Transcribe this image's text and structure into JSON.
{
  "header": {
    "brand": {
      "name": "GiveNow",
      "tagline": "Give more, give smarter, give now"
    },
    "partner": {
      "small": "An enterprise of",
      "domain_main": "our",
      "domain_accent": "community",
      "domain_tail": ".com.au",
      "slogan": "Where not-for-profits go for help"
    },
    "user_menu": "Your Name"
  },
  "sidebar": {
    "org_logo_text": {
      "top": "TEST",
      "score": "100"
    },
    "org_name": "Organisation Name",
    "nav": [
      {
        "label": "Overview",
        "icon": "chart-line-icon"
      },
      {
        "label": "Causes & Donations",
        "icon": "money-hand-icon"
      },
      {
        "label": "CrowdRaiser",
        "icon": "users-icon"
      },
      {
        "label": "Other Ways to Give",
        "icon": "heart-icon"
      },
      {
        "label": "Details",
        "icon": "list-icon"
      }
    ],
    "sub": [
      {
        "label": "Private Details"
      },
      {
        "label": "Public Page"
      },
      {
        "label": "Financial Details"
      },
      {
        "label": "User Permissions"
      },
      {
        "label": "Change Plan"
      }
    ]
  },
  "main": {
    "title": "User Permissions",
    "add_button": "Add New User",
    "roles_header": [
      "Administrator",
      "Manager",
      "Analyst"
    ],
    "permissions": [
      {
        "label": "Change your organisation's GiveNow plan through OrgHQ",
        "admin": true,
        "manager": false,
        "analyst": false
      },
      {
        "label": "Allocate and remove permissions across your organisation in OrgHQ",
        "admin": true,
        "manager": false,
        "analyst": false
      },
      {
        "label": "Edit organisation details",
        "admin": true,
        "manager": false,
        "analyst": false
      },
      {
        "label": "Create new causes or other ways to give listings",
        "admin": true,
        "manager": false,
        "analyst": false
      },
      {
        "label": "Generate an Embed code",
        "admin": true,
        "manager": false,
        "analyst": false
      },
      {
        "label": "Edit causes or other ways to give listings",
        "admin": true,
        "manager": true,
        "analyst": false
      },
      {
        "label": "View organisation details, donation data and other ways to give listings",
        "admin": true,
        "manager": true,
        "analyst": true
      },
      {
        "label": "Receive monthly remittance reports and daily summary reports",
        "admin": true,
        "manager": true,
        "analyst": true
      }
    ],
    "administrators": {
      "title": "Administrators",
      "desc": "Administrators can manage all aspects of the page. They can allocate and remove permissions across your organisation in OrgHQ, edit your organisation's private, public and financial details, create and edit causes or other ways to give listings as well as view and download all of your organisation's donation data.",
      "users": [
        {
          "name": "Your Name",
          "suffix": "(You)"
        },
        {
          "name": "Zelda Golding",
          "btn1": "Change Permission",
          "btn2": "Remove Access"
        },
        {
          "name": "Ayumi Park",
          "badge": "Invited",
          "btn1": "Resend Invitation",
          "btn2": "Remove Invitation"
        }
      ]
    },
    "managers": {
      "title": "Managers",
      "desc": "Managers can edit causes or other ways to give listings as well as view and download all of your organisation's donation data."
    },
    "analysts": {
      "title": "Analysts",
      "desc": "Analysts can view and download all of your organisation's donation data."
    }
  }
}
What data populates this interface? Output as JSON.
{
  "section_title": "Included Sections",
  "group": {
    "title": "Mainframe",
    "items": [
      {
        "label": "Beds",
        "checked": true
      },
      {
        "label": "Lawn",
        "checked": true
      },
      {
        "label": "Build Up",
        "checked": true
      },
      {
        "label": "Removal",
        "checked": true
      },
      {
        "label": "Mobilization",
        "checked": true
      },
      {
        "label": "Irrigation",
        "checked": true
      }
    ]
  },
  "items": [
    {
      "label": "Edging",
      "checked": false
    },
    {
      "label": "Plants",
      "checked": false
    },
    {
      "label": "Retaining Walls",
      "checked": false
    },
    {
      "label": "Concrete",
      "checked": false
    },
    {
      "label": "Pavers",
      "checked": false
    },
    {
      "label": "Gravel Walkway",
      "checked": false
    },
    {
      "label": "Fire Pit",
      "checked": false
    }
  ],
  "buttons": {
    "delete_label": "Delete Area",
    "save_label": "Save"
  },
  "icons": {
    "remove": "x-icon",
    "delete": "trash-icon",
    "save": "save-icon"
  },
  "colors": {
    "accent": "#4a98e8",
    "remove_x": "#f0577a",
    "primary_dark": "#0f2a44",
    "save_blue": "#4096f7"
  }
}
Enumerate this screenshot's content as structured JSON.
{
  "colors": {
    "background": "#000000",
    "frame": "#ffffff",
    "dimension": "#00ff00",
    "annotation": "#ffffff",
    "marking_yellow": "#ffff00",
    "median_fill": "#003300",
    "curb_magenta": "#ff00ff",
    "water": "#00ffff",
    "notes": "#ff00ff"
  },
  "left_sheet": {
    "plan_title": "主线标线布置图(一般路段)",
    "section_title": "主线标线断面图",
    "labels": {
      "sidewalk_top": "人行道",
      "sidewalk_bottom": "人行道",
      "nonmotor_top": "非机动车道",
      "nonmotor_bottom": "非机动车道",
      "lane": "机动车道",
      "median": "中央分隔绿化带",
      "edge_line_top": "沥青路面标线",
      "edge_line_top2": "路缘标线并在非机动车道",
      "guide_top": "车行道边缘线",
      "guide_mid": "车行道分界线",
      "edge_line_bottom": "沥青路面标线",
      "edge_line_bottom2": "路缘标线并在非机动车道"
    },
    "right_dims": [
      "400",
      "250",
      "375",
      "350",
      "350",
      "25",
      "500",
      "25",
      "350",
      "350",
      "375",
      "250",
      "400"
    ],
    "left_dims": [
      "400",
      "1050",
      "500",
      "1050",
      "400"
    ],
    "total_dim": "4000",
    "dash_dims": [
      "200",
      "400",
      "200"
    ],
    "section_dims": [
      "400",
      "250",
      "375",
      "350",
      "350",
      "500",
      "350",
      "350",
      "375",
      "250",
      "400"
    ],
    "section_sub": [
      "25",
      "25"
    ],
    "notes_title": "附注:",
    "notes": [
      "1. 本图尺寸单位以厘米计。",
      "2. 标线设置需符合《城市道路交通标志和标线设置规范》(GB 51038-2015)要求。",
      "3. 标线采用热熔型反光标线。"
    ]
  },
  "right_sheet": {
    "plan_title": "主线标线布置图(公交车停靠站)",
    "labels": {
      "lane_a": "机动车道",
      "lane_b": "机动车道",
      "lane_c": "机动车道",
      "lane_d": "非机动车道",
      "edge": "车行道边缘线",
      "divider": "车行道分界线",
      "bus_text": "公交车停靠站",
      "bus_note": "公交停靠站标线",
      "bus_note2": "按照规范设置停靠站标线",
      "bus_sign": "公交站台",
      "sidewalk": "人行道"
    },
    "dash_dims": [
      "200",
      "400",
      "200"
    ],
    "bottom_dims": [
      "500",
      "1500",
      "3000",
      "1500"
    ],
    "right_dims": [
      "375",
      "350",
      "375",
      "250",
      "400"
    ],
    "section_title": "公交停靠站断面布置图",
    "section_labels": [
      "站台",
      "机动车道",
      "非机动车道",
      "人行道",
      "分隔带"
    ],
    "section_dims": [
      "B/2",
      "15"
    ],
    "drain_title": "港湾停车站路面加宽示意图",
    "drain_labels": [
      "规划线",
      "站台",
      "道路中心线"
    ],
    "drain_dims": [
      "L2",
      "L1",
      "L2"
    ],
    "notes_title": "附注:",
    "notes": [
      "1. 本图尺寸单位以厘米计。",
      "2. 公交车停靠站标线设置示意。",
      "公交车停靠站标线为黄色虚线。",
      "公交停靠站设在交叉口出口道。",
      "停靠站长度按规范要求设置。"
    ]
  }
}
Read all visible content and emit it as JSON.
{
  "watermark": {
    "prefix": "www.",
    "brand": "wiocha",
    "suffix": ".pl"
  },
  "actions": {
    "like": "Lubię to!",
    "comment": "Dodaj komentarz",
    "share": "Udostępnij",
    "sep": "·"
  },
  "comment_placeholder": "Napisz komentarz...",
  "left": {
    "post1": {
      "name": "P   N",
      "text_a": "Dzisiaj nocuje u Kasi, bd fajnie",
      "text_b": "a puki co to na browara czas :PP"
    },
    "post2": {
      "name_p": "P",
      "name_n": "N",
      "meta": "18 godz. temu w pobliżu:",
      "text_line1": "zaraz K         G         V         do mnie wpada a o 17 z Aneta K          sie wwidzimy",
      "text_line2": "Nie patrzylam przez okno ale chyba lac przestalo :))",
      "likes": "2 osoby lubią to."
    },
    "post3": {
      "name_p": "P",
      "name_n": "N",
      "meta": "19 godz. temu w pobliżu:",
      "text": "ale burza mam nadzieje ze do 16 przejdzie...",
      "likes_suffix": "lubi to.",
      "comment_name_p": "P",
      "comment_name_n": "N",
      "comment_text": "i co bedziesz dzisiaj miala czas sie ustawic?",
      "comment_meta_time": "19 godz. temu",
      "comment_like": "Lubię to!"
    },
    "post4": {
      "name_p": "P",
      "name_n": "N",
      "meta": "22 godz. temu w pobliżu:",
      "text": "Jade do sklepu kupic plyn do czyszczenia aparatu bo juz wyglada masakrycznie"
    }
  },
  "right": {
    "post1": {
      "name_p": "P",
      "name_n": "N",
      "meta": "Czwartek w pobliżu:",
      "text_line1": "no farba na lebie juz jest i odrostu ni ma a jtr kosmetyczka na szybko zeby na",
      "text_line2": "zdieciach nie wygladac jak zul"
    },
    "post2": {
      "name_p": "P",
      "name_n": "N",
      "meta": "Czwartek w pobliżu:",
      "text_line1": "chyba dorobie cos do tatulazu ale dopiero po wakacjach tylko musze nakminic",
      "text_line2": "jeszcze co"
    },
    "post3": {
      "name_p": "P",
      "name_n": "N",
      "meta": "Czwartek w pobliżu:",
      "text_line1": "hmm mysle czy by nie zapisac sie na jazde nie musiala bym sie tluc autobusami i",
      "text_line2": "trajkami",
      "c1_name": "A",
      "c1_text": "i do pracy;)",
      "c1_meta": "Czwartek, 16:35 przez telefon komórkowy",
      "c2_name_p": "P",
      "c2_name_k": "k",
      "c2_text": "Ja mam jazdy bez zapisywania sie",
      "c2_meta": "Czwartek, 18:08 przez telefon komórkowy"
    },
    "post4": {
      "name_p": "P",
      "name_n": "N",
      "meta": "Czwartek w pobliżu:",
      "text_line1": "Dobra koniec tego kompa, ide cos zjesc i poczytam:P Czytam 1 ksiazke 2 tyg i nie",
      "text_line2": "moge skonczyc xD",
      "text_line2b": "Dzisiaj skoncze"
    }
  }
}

* * *

Provide only the count of lines in the material above that hold the word "komentarz".

2